- _YOUR GOAL_
Copy the data below exactly.

** START STORED RECORDS **

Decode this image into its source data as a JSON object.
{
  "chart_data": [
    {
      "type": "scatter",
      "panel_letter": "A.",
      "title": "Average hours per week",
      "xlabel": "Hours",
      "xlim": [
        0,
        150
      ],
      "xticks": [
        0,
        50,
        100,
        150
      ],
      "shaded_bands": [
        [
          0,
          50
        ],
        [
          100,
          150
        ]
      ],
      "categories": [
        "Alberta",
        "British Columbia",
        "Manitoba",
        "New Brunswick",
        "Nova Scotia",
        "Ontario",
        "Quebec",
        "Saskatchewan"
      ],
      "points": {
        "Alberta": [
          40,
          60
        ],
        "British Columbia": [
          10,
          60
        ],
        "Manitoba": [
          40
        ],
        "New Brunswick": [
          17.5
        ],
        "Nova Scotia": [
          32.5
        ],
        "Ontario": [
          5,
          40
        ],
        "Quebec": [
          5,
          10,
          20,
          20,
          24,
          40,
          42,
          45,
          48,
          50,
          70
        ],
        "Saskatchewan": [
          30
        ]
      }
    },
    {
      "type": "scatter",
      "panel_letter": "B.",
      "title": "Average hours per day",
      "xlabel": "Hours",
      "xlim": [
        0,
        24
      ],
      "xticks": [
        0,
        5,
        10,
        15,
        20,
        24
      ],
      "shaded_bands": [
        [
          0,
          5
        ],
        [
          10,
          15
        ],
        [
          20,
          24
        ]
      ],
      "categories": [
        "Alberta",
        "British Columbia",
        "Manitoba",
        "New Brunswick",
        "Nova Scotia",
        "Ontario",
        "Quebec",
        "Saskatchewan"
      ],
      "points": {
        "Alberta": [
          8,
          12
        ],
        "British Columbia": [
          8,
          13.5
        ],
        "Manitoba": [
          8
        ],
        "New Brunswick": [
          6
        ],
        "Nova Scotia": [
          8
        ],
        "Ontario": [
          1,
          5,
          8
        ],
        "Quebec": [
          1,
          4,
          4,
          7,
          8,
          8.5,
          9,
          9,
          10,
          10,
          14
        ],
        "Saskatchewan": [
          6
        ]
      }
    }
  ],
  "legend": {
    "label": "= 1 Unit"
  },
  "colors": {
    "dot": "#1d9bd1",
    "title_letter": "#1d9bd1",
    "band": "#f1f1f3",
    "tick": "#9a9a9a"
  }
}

** END STORED RECORDS **

- _EXERCISE RESPONSE_
Decode this image into its source data as a JSON object.
{
  "chart_data": [
    {
      "type": "scatter",
      "panel_letter": "A.",
      "title": "Average hours per week",
      "xlabel": "Hours",
      "xlim": [
        0,
        150
      ],
      "xticks": [
        0,
        50,
        100,
        150
      ],
      "shaded_bands": [
        [
          0,
          50
        ],
        [
          100,
          150
        ]
      ],
      "categories": [
        "Alberta",
        "British Columbia",
        "Manitoba",
        "New Brunswick",
        "Nova Scotia",
        "Ontario",
        "Quebec",
        "Saskatchewan"
      ],
      "points": {
        "Alberta": [
          40,
          60
        ],
        "British Columbia": [
          10,
          60
        ],
        "Manitoba": [
          40
        ],
        "New Brunswick": [
          17.5
        ],
        "Nova Scotia": [
          32.5
        ],
        "Ontario": [
          5,
          40
        ],
        "Quebec": [
          5,
          10,
          20,
          20,
          24,
          40,
          42,
          45,
          48,
          50,
          70
        ],
        "Saskatchewan": [
          30
        ]
      }
    },
    {
      "type": "scatter",
      "panel_letter": "B.",
      "title": "Average hours per day",
      "xlabel": "Hours",
      "xlim": [
        0,
        24
      ],
      "xticks": [
        0,
        5,
        10,
        15,
        20,
        24
      ],
      "shaded_bands": [
        [
          0,
          5
        ],
        [
          10,
          15
        ],
        [
          20,
          24
        ]
      ],
      "categories": [
        "Alberta",
        "British Columbia",
        "Manitoba",
        "New Brunswick",
        "Nova Scotia",
        "Ontario",
        "Quebec",
        "Saskatchewan"
      ],
      "points": {
        "Alberta": [
          8,
          12
        ],
        "British Columbia": [
          8,
          13.5
        ],
        "Manitoba": [
          8
        ],
        "New Brunswick": [
          6
        ],
        "Nova Scotia": [
          8
        ],
        "Ontario": [
          1,
          5,
          8
        ],
        "Quebec": [
          1,
          4,
          4,
          7,
          8,
          8.5,
          9,
          9,
          10,
          10,
          14
        ],
        "Saskatchewan": [
          6
        ]
      }
    }
  ],
  "legend": {
    "label": "= 1 Unit"
  },
  "colors": {
    "dot": "#1d9bd1",
    "title_letter": "#1d9bd1",
    "band": "#f1f1f3",
    "tick": "#9a9a9a"
  }
}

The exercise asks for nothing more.